**SET TASK**
Filter the records for lines holding the string "TIPS".

• • • •

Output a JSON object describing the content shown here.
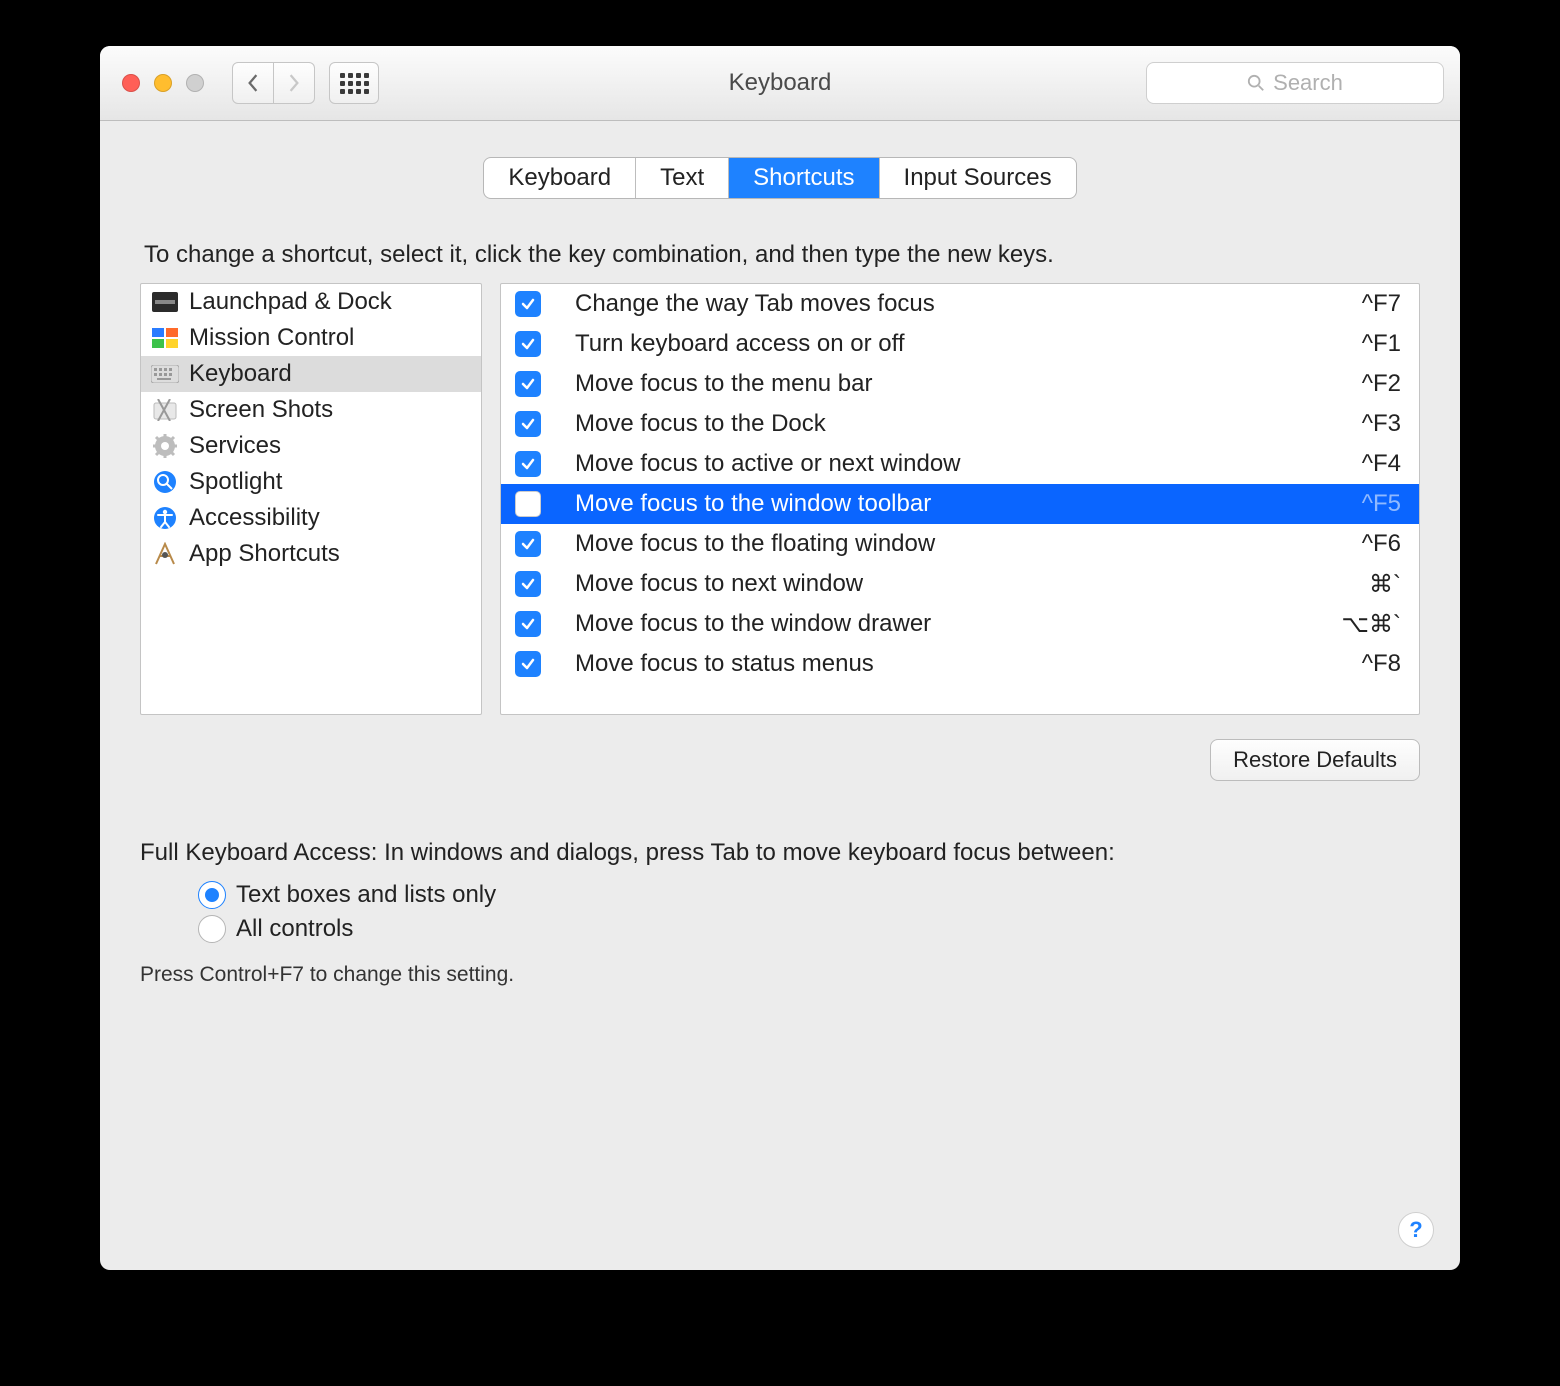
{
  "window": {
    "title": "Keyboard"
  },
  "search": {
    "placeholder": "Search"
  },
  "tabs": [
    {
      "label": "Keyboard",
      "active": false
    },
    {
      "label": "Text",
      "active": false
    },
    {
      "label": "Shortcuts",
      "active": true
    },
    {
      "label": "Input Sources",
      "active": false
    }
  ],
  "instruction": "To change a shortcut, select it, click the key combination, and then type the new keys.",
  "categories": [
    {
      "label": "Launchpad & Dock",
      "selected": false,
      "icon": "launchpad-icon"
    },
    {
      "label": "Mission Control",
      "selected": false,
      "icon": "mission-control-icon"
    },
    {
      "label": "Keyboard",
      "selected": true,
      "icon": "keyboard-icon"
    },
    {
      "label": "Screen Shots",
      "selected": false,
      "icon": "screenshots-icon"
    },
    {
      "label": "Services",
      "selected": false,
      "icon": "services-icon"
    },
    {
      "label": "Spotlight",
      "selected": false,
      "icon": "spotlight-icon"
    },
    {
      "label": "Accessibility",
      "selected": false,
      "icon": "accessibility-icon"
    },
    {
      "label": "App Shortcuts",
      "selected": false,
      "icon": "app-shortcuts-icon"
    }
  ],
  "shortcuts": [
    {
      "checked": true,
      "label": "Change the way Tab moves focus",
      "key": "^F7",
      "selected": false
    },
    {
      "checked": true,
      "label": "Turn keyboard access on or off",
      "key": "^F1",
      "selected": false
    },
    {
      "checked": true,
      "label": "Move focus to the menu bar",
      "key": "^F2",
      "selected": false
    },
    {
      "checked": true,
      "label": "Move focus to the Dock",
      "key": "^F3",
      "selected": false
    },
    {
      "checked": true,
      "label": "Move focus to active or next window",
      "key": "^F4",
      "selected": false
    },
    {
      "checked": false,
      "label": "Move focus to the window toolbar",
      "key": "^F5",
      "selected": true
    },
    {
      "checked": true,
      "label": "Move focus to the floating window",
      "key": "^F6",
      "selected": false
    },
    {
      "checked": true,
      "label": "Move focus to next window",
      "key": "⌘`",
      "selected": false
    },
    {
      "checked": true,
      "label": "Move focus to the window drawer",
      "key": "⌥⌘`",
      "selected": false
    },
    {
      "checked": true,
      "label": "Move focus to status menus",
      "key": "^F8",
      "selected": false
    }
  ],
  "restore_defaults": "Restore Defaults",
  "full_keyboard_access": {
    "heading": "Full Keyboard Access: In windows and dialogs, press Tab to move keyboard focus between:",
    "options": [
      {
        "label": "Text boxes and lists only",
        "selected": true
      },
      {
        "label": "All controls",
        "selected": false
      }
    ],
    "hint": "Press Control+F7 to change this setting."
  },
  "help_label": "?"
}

• • • •

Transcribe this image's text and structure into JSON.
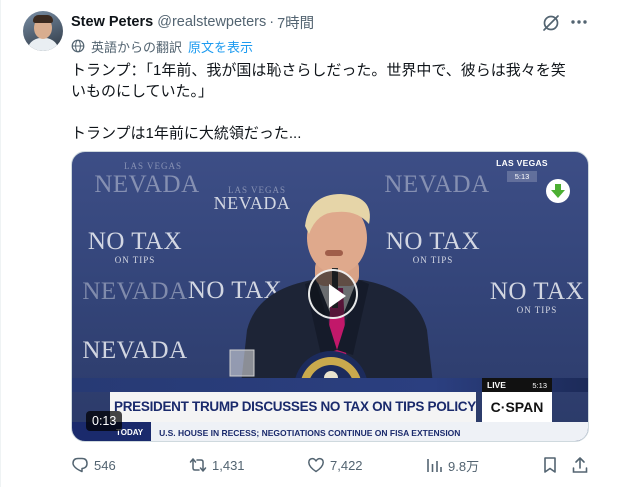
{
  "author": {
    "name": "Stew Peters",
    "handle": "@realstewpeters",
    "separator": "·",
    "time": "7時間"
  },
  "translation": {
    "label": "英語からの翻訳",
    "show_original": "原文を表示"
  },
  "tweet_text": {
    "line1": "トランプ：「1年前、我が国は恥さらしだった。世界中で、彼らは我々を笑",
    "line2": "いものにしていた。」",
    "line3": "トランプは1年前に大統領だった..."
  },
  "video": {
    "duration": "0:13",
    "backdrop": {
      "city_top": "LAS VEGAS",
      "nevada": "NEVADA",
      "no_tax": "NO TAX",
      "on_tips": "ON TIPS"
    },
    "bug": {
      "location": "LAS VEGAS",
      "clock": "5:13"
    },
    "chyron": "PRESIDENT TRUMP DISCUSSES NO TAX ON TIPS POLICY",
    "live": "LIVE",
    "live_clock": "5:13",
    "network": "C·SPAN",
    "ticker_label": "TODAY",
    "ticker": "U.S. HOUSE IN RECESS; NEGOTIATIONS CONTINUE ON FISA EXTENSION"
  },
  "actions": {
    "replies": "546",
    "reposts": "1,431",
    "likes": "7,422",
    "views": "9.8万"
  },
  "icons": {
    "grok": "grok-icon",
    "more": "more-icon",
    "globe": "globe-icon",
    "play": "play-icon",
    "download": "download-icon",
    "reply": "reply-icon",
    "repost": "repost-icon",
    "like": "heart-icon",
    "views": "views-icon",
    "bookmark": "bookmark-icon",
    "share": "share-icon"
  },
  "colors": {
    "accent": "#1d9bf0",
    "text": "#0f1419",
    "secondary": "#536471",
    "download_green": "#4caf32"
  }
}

• • • •

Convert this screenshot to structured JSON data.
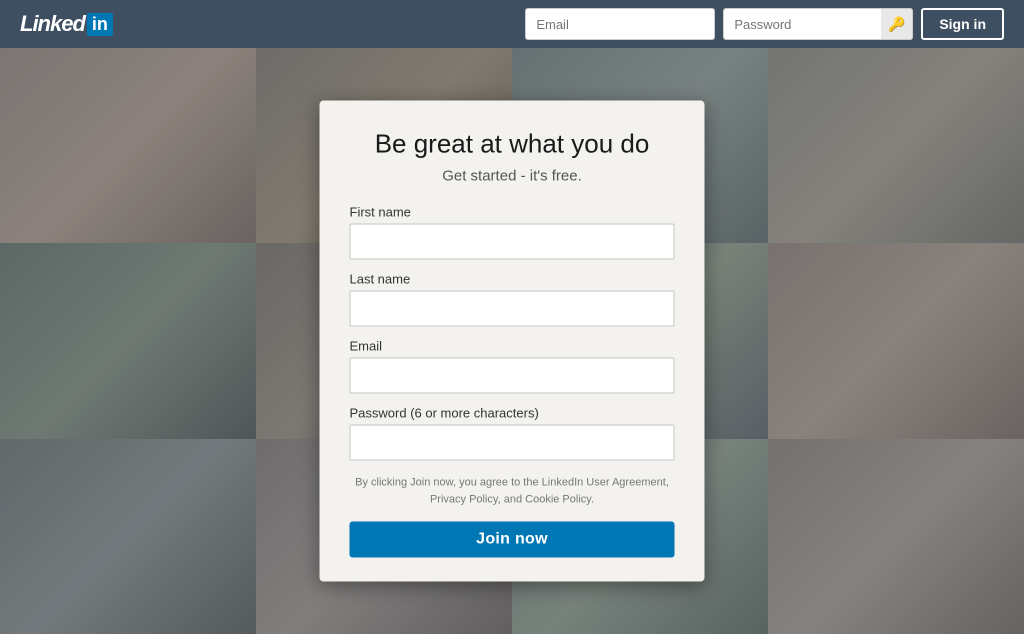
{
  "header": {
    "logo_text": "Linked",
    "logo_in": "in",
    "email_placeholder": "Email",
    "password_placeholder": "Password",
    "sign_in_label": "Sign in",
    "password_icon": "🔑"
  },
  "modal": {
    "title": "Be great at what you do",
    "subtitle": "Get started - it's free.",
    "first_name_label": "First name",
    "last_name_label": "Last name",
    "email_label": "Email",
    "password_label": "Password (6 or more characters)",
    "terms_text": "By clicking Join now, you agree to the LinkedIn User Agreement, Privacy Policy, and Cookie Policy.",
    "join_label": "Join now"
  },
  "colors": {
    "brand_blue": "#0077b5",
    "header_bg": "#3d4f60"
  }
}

• • • •

**WRITTEN REPLY**
      "on_tips": "ON TIPS"
    "chyron": "PRESIDENT TRUMP DISCUSSES NO TAX ON TIPS POLICY",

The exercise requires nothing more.